** Start of Material provided **
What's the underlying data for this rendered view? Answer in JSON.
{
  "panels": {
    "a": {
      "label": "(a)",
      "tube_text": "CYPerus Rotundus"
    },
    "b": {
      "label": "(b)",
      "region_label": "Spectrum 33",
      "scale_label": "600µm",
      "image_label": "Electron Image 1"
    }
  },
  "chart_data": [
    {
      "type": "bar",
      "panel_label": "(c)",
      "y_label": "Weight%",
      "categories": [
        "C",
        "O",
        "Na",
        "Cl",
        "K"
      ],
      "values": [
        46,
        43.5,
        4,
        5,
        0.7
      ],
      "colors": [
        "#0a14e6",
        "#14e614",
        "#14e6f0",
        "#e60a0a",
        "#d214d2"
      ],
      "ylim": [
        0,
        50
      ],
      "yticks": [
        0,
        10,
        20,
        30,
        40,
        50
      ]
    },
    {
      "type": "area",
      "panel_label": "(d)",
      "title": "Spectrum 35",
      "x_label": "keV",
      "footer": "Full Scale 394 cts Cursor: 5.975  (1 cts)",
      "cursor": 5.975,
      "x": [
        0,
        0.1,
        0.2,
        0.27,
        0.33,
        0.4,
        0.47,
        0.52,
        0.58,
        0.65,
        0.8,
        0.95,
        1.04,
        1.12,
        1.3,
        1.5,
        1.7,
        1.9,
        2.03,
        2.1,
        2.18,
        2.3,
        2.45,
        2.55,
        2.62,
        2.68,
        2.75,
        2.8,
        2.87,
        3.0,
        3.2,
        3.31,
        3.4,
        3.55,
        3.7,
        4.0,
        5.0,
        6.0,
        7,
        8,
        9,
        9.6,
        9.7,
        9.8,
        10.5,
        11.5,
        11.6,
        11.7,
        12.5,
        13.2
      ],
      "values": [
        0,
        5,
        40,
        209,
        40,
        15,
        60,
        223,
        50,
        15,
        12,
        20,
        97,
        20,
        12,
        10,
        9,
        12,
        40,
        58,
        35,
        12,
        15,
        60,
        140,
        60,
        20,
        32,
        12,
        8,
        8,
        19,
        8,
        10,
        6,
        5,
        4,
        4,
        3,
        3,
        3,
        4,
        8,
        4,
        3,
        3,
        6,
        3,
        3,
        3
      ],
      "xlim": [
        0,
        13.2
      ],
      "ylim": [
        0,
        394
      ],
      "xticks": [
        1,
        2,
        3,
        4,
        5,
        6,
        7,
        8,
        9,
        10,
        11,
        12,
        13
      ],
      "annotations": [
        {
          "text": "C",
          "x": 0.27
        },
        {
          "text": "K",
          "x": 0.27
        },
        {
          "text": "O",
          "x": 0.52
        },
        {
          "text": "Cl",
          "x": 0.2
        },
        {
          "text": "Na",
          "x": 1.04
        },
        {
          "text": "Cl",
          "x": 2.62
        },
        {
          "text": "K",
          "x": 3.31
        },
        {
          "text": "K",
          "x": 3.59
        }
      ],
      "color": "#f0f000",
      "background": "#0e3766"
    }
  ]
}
** End of Material provided **
[Aim of the exercise]: Reproduce the listing shown above in its entirety, exactly.

[Finished exercise]:
What's the underlying data for this rendered view? Answer in JSON.
{
  "panels": {
    "a": {
      "label": "(a)",
      "tube_text": "CYPerus Rotundus"
    },
    "b": {
      "label": "(b)",
      "region_label": "Spectrum 33",
      "scale_label": "600µm",
      "image_label": "Electron Image 1"
    }
  },
  "chart_data": [
    {
      "type": "bar",
      "panel_label": "(c)",
      "y_label": "Weight%",
      "categories": [
        "C",
        "O",
        "Na",
        "Cl",
        "K"
      ],
      "values": [
        46,
        43.5,
        4,
        5,
        0.7
      ],
      "colors": [
        "#0a14e6",
        "#14e614",
        "#14e6f0",
        "#e60a0a",
        "#d214d2"
      ],
      "ylim": [
        0,
        50
      ],
      "yticks": [
        0,
        10,
        20,
        30,
        40,
        50
      ]
    },
    {
      "type": "area",
      "panel_label": "(d)",
      "title": "Spectrum 35",
      "x_label": "keV",
      "footer": "Full Scale 394 cts Cursor: 5.975  (1 cts)",
      "cursor": 5.975,
      "x": [
        0,
        0.1,
        0.2,
        0.27,
        0.33,
        0.4,
        0.47,
        0.52,
        0.58,
        0.65,
        0.8,
        0.95,
        1.04,
        1.12,
        1.3,
        1.5,
        1.7,
        1.9,
        2.03,
        2.1,
        2.18,
        2.3,
        2.45,
        2.55,
        2.62,
        2.68,
        2.75,
        2.8,
        2.87,
        3.0,
        3.2,
        3.31,
        3.4,
        3.55,
        3.7,
        4.0,
        5.0,
        6.0,
        7,
        8,
        9,
        9.6,
        9.7,
        9.8,
        10.5,
        11.5,
        11.6,
        11.7,
        12.5,
        13.2
      ],
      "values": [
        0,
        5,
        40,
        209,
        40,
        15,
        60,
        223,
        50,
        15,
        12,
        20,
        97,
        20,
        12,
        10,
        9,
        12,
        40,
        58,
        35,
        12,
        15,
        60,
        140,
        60,
        20,
        32,
        12,
        8,
        8,
        19,
        8,
        10,
        6,
        5,
        4,
        4,
        3,
        3,
        3,
        4,
        8,
        4,
        3,
        3,
        6,
        3,
        3,
        3
      ],
      "xlim": [
        0,
        13.2
      ],
      "ylim": [
        0,
        394
      ],
      "xticks": [
        1,
        2,
        3,
        4,
        5,
        6,
        7,
        8,
        9,
        10,
        11,
        12,
        13
      ],
      "annotations": [
        {
          "text": "C",
          "x": 0.27
        },
        {
          "text": "K",
          "x": 0.27
        },
        {
          "text": "O",
          "x": 0.52
        },
        {
          "text": "Cl",
          "x": 0.2
        },
        {
          "text": "Na",
          "x": 1.04
        },
        {
          "text": "Cl",
          "x": 2.62
        },
        {
          "text": "K",
          "x": 3.31
        },
        {
          "text": "K",
          "x": 3.59
        }
      ],
      "color": "#f0f000",
      "background": "#0e3766"
    }
  ]
}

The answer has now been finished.